- Task inputs
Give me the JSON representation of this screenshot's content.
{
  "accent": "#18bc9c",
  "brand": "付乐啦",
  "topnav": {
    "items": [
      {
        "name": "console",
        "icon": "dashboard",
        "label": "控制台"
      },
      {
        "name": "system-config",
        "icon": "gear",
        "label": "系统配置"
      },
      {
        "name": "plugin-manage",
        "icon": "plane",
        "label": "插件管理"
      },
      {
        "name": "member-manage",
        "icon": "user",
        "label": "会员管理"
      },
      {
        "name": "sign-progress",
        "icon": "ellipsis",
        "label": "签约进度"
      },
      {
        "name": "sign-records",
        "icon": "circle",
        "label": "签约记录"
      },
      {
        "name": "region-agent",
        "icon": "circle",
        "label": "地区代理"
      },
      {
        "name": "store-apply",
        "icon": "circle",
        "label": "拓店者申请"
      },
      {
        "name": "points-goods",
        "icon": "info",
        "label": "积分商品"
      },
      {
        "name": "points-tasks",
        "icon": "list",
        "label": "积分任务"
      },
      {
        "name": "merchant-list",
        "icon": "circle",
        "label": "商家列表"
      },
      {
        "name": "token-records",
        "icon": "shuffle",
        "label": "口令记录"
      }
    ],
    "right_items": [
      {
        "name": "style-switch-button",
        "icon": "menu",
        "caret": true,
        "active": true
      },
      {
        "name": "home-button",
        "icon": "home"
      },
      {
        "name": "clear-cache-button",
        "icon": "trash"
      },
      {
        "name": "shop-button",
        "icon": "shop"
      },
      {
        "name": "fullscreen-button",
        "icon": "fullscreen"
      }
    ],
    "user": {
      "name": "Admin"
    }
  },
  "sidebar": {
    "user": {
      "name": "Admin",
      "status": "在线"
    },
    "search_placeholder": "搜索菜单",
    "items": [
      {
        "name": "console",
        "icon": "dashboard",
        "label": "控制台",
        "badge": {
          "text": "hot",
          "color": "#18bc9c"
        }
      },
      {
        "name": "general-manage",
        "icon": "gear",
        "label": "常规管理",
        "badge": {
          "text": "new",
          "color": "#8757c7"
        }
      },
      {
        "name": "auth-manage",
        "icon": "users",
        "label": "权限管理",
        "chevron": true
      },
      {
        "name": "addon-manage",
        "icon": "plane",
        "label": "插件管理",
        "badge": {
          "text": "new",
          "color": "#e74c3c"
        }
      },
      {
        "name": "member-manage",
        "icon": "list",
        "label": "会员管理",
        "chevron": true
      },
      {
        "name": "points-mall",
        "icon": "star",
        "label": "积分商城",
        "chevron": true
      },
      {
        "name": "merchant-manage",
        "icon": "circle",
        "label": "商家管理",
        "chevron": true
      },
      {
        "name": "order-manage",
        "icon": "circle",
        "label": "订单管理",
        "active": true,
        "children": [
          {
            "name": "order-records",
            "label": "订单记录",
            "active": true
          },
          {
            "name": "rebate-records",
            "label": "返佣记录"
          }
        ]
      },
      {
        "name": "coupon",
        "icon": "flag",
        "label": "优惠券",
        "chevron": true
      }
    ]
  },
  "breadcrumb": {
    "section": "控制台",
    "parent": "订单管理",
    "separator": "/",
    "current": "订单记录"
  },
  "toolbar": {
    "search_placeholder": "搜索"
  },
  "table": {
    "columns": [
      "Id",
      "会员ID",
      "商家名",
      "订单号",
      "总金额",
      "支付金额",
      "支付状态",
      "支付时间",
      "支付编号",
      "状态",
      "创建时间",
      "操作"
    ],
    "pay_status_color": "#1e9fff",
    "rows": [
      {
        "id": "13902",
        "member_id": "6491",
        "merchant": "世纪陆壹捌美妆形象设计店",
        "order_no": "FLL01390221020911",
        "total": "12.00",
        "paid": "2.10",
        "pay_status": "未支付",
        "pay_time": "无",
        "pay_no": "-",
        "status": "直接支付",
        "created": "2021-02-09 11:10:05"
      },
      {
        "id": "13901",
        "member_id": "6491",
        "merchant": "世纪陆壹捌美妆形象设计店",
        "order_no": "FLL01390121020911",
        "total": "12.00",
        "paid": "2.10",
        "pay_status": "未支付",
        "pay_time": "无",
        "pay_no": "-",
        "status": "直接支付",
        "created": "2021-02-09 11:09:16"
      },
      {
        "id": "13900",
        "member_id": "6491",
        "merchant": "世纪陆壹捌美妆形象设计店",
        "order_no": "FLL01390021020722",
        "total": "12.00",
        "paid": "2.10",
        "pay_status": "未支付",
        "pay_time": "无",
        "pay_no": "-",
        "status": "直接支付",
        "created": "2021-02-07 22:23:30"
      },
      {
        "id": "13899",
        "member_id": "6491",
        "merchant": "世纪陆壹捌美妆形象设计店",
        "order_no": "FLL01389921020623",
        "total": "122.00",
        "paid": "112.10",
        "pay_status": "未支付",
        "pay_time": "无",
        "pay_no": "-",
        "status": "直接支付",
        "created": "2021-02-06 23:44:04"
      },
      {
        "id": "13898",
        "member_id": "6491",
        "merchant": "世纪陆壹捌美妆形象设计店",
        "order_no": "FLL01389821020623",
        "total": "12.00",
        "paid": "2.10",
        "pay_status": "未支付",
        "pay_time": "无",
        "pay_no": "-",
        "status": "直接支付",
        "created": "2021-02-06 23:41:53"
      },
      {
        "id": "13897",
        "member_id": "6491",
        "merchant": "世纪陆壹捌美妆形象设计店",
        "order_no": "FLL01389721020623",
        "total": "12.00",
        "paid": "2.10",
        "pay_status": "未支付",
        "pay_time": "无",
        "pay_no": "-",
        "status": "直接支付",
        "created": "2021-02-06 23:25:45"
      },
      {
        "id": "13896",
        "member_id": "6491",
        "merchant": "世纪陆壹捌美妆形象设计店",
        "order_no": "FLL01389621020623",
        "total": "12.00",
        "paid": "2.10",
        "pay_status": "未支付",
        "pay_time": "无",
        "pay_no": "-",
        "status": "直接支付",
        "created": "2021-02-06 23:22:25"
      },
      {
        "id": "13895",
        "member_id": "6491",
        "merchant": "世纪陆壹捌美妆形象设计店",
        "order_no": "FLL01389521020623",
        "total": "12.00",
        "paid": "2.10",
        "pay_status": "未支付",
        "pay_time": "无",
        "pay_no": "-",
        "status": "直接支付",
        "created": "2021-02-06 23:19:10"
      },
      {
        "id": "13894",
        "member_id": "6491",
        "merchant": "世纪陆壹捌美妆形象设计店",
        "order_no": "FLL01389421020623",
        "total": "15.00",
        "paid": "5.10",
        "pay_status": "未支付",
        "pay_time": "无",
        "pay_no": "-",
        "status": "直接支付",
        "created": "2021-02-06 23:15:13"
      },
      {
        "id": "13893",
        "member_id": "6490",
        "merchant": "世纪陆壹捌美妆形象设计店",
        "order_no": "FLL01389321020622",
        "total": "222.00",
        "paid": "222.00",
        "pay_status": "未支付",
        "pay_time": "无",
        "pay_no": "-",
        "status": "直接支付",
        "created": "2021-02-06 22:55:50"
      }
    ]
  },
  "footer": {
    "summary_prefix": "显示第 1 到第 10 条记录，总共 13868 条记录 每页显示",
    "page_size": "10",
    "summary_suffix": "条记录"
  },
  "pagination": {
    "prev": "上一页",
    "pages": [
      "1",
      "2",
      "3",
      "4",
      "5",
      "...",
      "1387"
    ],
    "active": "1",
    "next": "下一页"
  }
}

- Aim
Recopy all the lines exactly as they appear.

- Response to the task
Give me the JSON representation of this screenshot's content.
{
  "accent": "#18bc9c",
  "brand": "付乐啦",
  "topnav": {
    "items": [
      {
        "name": "console",
        "icon": "dashboard",
        "label": "控制台"
      },
      {
        "name": "system-config",
        "icon": "gear",
        "label": "系统配置"
      },
      {
        "name": "plugin-manage",
        "icon": "plane",
        "label": "插件管理"
      },
      {
        "name": "member-manage",
        "icon": "user",
        "label": "会员管理"
      },
      {
        "name": "sign-progress",
        "icon": "ellipsis",
        "label": "签约进度"
      },
      {
        "name": "sign-records",
        "icon": "circle",
        "label": "签约记录"
      },
      {
        "name": "region-agent",
        "icon": "circle",
        "label": "地区代理"
      },
      {
        "name": "store-apply",
        "icon": "circle",
        "label": "拓店者申请"
      },
      {
        "name": "points-goods",
        "icon": "info",
        "label": "积分商品"
      },
      {
        "name": "points-tasks",
        "icon": "list",
        "label": "积分任务"
      },
      {
        "name": "merchant-list",
        "icon": "circle",
        "label": "商家列表"
      },
      {
        "name": "token-records",
        "icon": "shuffle",
        "label": "口令记录"
      }
    ],
    "right_items": [
      {
        "name": "style-switch-button",
        "icon": "menu",
        "caret": true,
        "active": true
      },
      {
        "name": "home-button",
        "icon": "home"
      },
      {
        "name": "clear-cache-button",
        "icon": "trash"
      },
      {
        "name": "shop-button",
        "icon": "shop"
      },
      {
        "name": "fullscreen-button",
        "icon": "fullscreen"
      }
    ],
    "user": {
      "name": "Admin"
    }
  },
  "sidebar": {
    "user": {
      "name": "Admin",
      "status": "在线"
    },
    "search_placeholder": "搜索菜单",
    "items": [
      {
        "name": "console",
        "icon": "dashboard",
        "label": "控制台",
        "badge": {
          "text": "hot",
          "color": "#18bc9c"
        }
      },
      {
        "name": "general-manage",
        "icon": "gear",
        "label": "常规管理",
        "badge": {
          "text": "new",
          "color": "#8757c7"
        }
      },
      {
        "name": "auth-manage",
        "icon": "users",
        "label": "权限管理",
        "chevron": true
      },
      {
        "name": "addon-manage",
        "icon": "plane",
        "label": "插件管理",
        "badge": {
          "text": "new",
          "color": "#e74c3c"
        }
      },
      {
        "name": "member-manage",
        "icon": "list",
        "label": "会员管理",
        "chevron": true
      },
      {
        "name": "points-mall",
        "icon": "star",
        "label": "积分商城",
        "chevron": true
      },
      {
        "name": "merchant-manage",
        "icon": "circle",
        "label": "商家管理",
        "chevron": true
      },
      {
        "name": "order-manage",
        "icon": "circle",
        "label": "订单管理",
        "active": true,
        "children": [
          {
            "name": "order-records",
            "label": "订单记录",
            "active": true
          },
          {
            "name": "rebate-records",
            "label": "返佣记录"
          }
        ]
      },
      {
        "name": "coupon",
        "icon": "flag",
        "label": "优惠券",
        "chevron": true
      }
    ]
  },
  "breadcrumb": {
    "section": "控制台",
    "parent": "订单管理",
    "separator": "/",
    "current": "订单记录"
  },
  "toolbar": {
    "search_placeholder": "搜索"
  },
  "table": {
    "columns": [
      "Id",
      "会员ID",
      "商家名",
      "订单号",
      "总金额",
      "支付金额",
      "支付状态",
      "支付时间",
      "支付编号",
      "状态",
      "创建时间",
      "操作"
    ],
    "pay_status_color": "#1e9fff",
    "rows": [
      {
        "id": "13902",
        "member_id": "6491",
        "merchant": "世纪陆壹捌美妆形象设计店",
        "order_no": "FLL01390221020911",
        "total": "12.00",
        "paid": "2.10",
        "pay_status": "未支付",
        "pay_time": "无",
        "pay_no": "-",
        "status": "直接支付",
        "created": "2021-02-09 11:10:05"
      },
      {
        "id": "13901",
        "member_id": "6491",
        "merchant": "世纪陆壹捌美妆形象设计店",
        "order_no": "FLL01390121020911",
        "total": "12.00",
        "paid": "2.10",
        "pay_status": "未支付",
        "pay_time": "无",
        "pay_no": "-",
        "status": "直接支付",
        "created": "2021-02-09 11:09:16"
      },
      {
        "id": "13900",
        "member_id": "6491",
        "merchant": "世纪陆壹捌美妆形象设计店",
        "order_no": "FLL01390021020722",
        "total": "12.00",
        "paid": "2.10",
        "pay_status": "未支付",
        "pay_time": "无",
        "pay_no": "-",
        "status": "直接支付",
        "created": "2021-02-07 22:23:30"
      },
      {
        "id": "13899",
        "member_id": "6491",
        "merchant": "世纪陆壹捌美妆形象设计店",
        "order_no": "FLL01389921020623",
        "total": "122.00",
        "paid": "112.10",
        "pay_status": "未支付",
        "pay_time": "无",
        "pay_no": "-",
        "status": "直接支付",
        "created": "2021-02-06 23:44:04"
      },
      {
        "id": "13898",
        "member_id": "6491",
        "merchant": "世纪陆壹捌美妆形象设计店",
        "order_no": "FLL01389821020623",
        "total": "12.00",
        "paid": "2.10",
        "pay_status": "未支付",
        "pay_time": "无",
        "pay_no": "-",
        "status": "直接支付",
        "created": "2021-02-06 23:41:53"
      },
      {
        "id": "13897",
        "member_id": "6491",
        "merchant": "世纪陆壹捌美妆形象设计店",
        "order_no": "FLL01389721020623",
        "total": "12.00",
        "paid": "2.10",
        "pay_status": "未支付",
        "pay_time": "无",
        "pay_no": "-",
        "status": "直接支付",
        "created": "2021-02-06 23:25:45"
      },
      {
        "id": "13896",
        "member_id": "6491",
        "merchant": "世纪陆壹捌美妆形象设计店",
        "order_no": "FLL01389621020623",
        "total": "12.00",
        "paid": "2.10",
        "pay_status": "未支付",
        "pay_time": "无",
        "pay_no": "-",
        "status": "直接支付",
        "created": "2021-02-06 23:22:25"
      },
      {
        "id": "13895",
        "member_id": "6491",
        "merchant": "世纪陆壹捌美妆形象设计店",
        "order_no": "FLL01389521020623",
        "total": "12.00",
        "paid": "2.10",
        "pay_status": "未支付",
        "pay_time": "无",
        "pay_no": "-",
        "status": "直接支付",
        "created": "2021-02-06 23:19:10"
      },
      {
        "id": "13894",
        "member_id": "6491",
        "merchant": "世纪陆壹捌美妆形象设计店",
        "order_no": "FLL01389421020623",
        "total": "15.00",
        "paid": "5.10",
        "pay_status": "未支付",
        "pay_time": "无",
        "pay_no": "-",
        "status": "直接支付",
        "created": "2021-02-06 23:15:13"
      },
      {
        "id": "13893",
        "member_id": "6490",
        "merchant": "世纪陆壹捌美妆形象设计店",
        "order_no": "FLL01389321020622",
        "total": "222.00",
        "paid": "222.00",
        "pay_status": "未支付",
        "pay_time": "无",
        "pay_no": "-",
        "status": "直接支付",
        "created": "2021-02-06 22:55:50"
      }
    ]
  },
  "footer": {
    "summary_prefix": "显示第 1 到第 10 条记录，总共 13868 条记录 每页显示",
    "page_size": "10",
    "summary_suffix": "条记录"
  },
  "pagination": {
    "prev": "上一页",
    "pages": [
      "1",
      "2",
      "3",
      "4",
      "5",
      "...",
      "1387"
    ],
    "active": "1",
    "next": "下一页"
  }
}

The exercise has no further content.